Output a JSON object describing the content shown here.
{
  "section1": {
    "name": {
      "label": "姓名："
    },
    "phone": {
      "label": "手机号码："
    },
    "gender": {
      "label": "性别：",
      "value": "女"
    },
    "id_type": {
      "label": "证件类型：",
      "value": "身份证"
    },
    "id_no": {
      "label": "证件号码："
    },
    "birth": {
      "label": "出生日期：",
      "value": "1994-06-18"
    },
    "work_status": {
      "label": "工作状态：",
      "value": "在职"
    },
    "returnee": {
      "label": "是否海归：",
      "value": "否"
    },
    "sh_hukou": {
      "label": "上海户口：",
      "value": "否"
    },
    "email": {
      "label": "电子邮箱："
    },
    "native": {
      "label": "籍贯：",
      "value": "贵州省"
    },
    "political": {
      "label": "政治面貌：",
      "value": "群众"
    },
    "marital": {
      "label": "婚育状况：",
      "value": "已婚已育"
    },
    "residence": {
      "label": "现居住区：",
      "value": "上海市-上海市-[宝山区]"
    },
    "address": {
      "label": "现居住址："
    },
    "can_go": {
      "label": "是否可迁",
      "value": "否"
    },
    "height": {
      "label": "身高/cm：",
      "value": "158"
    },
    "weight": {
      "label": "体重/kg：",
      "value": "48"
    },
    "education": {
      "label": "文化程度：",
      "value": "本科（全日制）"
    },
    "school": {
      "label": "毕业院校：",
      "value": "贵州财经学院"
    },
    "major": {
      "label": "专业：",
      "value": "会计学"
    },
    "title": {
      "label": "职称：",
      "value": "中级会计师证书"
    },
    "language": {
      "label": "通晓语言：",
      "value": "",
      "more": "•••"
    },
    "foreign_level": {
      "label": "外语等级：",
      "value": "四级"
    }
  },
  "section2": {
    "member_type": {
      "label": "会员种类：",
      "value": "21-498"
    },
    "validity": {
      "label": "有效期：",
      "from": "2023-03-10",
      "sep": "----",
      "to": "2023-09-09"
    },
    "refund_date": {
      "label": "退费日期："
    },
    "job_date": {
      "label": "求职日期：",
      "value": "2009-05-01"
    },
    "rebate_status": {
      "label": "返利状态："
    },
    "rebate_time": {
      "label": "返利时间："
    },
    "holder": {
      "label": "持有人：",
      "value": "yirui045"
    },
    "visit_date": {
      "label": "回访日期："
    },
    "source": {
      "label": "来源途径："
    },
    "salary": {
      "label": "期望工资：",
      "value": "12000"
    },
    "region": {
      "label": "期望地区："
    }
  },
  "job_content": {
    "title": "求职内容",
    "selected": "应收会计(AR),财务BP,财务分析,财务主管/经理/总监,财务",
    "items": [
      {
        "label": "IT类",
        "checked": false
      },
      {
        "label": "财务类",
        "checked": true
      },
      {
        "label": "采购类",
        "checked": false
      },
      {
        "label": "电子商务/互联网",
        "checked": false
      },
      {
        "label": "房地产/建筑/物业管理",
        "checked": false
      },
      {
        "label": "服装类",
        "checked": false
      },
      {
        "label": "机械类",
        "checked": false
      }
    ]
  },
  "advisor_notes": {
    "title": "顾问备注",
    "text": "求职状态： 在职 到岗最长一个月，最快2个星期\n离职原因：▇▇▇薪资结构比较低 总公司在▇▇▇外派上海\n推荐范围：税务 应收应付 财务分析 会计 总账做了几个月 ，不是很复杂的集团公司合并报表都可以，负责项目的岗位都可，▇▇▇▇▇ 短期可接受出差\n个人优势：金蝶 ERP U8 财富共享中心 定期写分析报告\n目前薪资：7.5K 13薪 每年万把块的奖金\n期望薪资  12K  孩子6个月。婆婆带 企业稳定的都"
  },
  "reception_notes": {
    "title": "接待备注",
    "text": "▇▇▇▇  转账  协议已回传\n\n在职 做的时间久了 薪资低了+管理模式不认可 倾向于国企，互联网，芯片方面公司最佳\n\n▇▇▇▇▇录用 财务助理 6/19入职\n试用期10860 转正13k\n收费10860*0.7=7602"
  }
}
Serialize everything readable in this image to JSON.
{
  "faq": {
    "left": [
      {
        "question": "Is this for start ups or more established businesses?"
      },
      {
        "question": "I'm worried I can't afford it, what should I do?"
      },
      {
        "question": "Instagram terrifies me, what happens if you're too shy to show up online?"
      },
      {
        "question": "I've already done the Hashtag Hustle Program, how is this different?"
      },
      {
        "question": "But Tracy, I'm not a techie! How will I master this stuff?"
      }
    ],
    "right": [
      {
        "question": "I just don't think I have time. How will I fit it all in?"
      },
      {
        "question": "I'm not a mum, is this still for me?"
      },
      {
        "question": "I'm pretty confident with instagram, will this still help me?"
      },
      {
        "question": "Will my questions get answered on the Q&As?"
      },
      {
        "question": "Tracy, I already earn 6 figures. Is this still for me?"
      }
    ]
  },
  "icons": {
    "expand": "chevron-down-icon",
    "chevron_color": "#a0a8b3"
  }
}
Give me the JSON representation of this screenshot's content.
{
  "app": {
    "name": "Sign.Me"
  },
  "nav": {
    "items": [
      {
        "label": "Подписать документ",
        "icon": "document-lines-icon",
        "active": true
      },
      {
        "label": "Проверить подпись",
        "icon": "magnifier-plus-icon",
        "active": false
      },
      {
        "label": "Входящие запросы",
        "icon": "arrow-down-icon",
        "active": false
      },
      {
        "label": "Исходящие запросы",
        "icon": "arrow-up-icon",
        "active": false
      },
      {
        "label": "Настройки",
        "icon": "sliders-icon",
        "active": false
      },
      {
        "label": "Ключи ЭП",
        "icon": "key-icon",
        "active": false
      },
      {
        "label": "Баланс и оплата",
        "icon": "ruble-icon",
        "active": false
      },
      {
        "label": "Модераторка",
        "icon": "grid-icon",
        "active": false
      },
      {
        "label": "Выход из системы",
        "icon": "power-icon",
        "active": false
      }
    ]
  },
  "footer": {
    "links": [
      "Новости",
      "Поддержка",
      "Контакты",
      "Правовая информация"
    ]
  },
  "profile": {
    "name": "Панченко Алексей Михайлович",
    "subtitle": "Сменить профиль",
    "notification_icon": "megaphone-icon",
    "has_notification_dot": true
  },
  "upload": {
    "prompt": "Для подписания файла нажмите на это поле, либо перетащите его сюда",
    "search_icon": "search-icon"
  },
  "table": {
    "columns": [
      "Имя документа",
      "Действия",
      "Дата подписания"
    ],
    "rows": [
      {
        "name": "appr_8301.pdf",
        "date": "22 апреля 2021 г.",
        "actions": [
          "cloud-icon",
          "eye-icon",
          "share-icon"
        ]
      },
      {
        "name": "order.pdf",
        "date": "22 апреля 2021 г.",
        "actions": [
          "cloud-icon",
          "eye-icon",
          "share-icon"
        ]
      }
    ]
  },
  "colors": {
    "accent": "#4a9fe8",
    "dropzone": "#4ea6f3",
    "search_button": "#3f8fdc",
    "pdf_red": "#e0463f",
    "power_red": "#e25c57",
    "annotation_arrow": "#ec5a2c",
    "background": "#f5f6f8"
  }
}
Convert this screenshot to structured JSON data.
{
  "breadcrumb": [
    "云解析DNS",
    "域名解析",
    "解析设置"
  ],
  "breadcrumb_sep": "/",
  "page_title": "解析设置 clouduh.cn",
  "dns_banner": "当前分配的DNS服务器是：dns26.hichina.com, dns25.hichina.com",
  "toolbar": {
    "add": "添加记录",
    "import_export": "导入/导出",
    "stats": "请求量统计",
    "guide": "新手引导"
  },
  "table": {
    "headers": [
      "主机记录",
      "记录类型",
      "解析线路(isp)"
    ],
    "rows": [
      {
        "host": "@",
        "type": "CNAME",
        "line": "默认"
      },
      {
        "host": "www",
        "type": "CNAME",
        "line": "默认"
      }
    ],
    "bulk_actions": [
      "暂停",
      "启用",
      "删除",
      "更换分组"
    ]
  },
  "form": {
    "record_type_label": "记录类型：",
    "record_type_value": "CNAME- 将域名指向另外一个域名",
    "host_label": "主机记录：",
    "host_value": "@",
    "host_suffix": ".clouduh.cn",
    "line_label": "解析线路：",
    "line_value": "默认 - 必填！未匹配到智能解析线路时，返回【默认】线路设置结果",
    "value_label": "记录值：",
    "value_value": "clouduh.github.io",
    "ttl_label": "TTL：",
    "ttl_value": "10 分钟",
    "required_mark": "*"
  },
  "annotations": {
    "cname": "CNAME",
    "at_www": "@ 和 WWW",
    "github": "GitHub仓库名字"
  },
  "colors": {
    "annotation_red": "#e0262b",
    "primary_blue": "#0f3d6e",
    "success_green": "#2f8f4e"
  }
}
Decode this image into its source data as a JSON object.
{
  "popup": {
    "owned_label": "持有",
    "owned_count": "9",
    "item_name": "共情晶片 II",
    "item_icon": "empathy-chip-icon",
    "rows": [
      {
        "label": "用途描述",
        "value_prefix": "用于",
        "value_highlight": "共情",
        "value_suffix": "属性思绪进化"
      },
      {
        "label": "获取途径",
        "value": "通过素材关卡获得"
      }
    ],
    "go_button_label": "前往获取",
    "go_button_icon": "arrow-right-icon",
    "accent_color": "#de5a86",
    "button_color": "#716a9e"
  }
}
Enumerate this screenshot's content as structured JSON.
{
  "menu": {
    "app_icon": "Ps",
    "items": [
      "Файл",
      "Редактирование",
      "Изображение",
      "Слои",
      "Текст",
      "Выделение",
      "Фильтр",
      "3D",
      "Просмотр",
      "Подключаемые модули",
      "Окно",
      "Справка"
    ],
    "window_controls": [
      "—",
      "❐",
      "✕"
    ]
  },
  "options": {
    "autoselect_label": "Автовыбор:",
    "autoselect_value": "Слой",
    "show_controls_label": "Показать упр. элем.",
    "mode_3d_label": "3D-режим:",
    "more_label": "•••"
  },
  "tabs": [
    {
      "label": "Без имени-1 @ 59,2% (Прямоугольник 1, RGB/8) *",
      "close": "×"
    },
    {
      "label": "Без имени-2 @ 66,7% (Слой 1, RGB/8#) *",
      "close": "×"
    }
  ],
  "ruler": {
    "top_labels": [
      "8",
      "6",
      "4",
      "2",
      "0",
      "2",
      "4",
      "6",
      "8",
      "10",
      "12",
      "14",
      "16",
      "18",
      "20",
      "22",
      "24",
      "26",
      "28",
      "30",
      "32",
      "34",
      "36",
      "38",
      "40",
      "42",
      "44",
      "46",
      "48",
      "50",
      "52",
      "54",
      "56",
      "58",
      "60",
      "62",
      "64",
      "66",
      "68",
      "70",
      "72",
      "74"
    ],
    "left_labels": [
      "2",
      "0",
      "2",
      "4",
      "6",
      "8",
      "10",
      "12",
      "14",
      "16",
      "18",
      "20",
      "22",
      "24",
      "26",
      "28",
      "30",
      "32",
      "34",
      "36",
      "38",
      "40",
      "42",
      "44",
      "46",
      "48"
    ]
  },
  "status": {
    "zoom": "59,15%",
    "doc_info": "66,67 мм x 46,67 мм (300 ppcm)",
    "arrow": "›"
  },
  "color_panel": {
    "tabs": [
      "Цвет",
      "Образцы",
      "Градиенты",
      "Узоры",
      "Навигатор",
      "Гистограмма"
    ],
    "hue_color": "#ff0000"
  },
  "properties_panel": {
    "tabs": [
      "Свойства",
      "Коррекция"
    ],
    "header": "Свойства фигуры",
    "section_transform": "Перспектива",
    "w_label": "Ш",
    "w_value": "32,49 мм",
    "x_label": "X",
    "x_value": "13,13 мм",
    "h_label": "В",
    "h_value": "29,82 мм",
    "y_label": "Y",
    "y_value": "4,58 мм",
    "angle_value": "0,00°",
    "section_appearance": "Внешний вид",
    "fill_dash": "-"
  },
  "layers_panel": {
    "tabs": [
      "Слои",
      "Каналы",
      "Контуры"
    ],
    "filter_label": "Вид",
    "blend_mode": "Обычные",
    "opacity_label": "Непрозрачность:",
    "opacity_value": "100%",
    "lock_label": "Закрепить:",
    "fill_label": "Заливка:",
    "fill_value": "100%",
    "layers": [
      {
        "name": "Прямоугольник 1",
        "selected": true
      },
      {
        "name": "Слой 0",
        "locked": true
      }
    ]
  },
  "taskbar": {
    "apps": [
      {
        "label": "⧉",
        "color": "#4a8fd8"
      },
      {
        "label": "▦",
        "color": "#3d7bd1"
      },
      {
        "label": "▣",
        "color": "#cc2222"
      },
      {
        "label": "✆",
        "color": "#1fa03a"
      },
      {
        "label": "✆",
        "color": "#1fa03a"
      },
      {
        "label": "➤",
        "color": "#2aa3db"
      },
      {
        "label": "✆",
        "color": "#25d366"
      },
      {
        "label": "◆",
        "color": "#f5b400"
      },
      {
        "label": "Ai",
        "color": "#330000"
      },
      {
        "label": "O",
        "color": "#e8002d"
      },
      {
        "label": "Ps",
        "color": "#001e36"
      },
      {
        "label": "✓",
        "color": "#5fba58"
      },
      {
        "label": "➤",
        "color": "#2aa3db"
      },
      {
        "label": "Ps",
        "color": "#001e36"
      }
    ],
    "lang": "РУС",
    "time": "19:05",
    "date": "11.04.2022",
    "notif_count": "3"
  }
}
□ □ □ □
* _WRITTEN INSTRUCTION_
Consider the entries above and return each line with the string "имени".

* _RESULT_
      "label": "Без имени-1 @ 59,2% (Прямоугольник 1, RGB/8) *",
      "label": "Без имени-2 @ 66,7% (Слой 1, RGB/8#) *",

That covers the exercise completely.